**INSTRUCTIONS TO FOLLOW:**
Quote the data below in full, minus the images.

**AVAILABLE DATA:**

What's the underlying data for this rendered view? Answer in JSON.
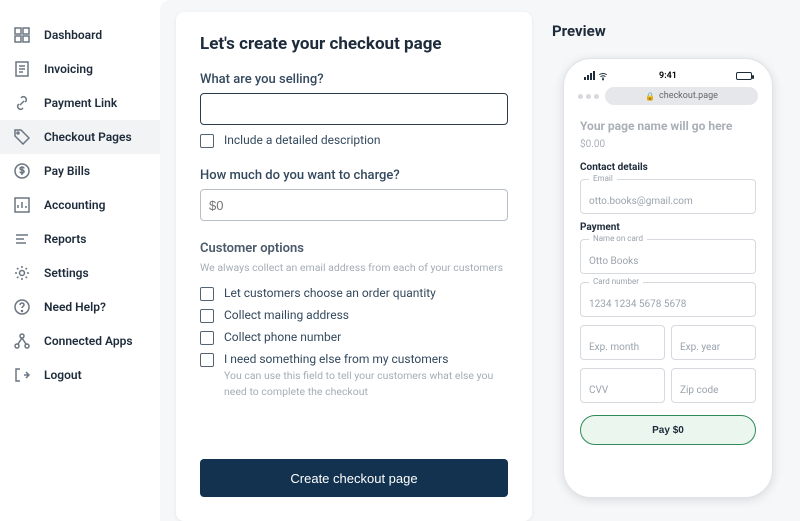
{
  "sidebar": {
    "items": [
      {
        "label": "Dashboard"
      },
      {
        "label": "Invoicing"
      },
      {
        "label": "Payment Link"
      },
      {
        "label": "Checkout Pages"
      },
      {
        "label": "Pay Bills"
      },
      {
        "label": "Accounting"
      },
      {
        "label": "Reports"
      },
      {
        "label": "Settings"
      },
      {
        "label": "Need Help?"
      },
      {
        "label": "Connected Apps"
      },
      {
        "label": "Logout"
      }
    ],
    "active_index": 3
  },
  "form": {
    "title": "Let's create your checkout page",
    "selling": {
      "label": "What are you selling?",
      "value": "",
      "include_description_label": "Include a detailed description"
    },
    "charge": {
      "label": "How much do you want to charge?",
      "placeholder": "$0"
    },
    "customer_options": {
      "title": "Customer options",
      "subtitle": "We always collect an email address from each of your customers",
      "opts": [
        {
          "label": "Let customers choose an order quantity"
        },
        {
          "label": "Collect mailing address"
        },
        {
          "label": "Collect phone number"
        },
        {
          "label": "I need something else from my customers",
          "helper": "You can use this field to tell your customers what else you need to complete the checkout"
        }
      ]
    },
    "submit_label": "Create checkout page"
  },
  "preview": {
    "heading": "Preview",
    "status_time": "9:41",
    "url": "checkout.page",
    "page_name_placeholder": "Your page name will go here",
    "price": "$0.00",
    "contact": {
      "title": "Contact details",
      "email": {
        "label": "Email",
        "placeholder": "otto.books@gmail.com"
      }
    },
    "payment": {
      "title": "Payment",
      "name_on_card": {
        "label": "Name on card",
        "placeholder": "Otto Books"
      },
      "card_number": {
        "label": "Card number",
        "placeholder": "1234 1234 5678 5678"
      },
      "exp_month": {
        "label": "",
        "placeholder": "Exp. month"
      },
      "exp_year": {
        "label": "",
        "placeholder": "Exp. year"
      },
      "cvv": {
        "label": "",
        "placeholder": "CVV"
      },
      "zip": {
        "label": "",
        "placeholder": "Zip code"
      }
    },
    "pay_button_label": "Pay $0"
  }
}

**EXPECTED ANSWER:**
What's the underlying data for this rendered view? Answer in JSON.
{
  "sidebar": {
    "items": [
      {
        "label": "Dashboard"
      },
      {
        "label": "Invoicing"
      },
      {
        "label": "Payment Link"
      },
      {
        "label": "Checkout Pages"
      },
      {
        "label": "Pay Bills"
      },
      {
        "label": "Accounting"
      },
      {
        "label": "Reports"
      },
      {
        "label": "Settings"
      },
      {
        "label": "Need Help?"
      },
      {
        "label": "Connected Apps"
      },
      {
        "label": "Logout"
      }
    ],
    "active_index": 3
  },
  "form": {
    "title": "Let's create your checkout page",
    "selling": {
      "label": "What are you selling?",
      "value": "",
      "include_description_label": "Include a detailed description"
    },
    "charge": {
      "label": "How much do you want to charge?",
      "placeholder": "$0"
    },
    "customer_options": {
      "title": "Customer options",
      "subtitle": "We always collect an email address from each of your customers",
      "opts": [
        {
          "label": "Let customers choose an order quantity"
        },
        {
          "label": "Collect mailing address"
        },
        {
          "label": "Collect phone number"
        },
        {
          "label": "I need something else from my customers",
          "helper": "You can use this field to tell your customers what else you need to complete the checkout"
        }
      ]
    },
    "submit_label": "Create checkout page"
  },
  "preview": {
    "heading": "Preview",
    "status_time": "9:41",
    "url": "checkout.page",
    "page_name_placeholder": "Your page name will go here",
    "price": "$0.00",
    "contact": {
      "title": "Contact details",
      "email": {
        "label": "Email",
        "placeholder": "otto.books@gmail.com"
      }
    },
    "payment": {
      "title": "Payment",
      "name_on_card": {
        "label": "Name on card",
        "placeholder": "Otto Books"
      },
      "card_number": {
        "label": "Card number",
        "placeholder": "1234 1234 5678 5678"
      },
      "exp_month": {
        "label": "",
        "placeholder": "Exp. month"
      },
      "exp_year": {
        "label": "",
        "placeholder": "Exp. year"
      },
      "cvv": {
        "label": "",
        "placeholder": "CVV"
      },
      "zip": {
        "label": "",
        "placeholder": "Zip code"
      }
    },
    "pay_button_label": "Pay $0"
  }
}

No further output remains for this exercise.